Instruction: Will you write out all the entries below exactly?

######

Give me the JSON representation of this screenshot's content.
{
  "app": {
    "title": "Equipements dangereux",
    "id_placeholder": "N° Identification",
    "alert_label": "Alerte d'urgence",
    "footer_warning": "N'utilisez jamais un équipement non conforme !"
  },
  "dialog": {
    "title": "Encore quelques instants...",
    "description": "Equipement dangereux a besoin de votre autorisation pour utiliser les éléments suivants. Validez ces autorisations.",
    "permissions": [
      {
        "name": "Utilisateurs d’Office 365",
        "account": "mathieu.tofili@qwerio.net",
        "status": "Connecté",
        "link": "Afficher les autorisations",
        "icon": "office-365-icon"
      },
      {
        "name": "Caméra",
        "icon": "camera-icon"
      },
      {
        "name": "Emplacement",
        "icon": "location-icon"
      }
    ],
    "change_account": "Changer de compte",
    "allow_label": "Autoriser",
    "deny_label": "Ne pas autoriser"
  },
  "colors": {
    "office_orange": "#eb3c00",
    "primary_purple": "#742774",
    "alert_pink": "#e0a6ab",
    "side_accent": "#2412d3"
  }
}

######

Worked solution:
Give me the JSON representation of this screenshot's content.
{
  "app": {
    "title": "Equipements dangereux",
    "id_placeholder": "N° Identification",
    "alert_label": "Alerte d'urgence",
    "footer_warning": "N'utilisez jamais un équipement non conforme !"
  },
  "dialog": {
    "title": "Encore quelques instants...",
    "description": "Equipement dangereux a besoin de votre autorisation pour utiliser les éléments suivants. Validez ces autorisations.",
    "permissions": [
      {
        "name": "Utilisateurs d’Office 365",
        "account": "mathieu.tofili@qwerio.net",
        "status": "Connecté",
        "link": "Afficher les autorisations",
        "icon": "office-365-icon"
      },
      {
        "name": "Caméra",
        "icon": "camera-icon"
      },
      {
        "name": "Emplacement",
        "icon": "location-icon"
      }
    ],
    "change_account": "Changer de compte",
    "allow_label": "Autoriser",
    "deny_label": "Ne pas autoriser"
  },
  "colors": {
    "office_orange": "#eb3c00",
    "primary_purple": "#742774",
    "alert_pink": "#e0a6ab",
    "side_accent": "#2412d3"
  }
}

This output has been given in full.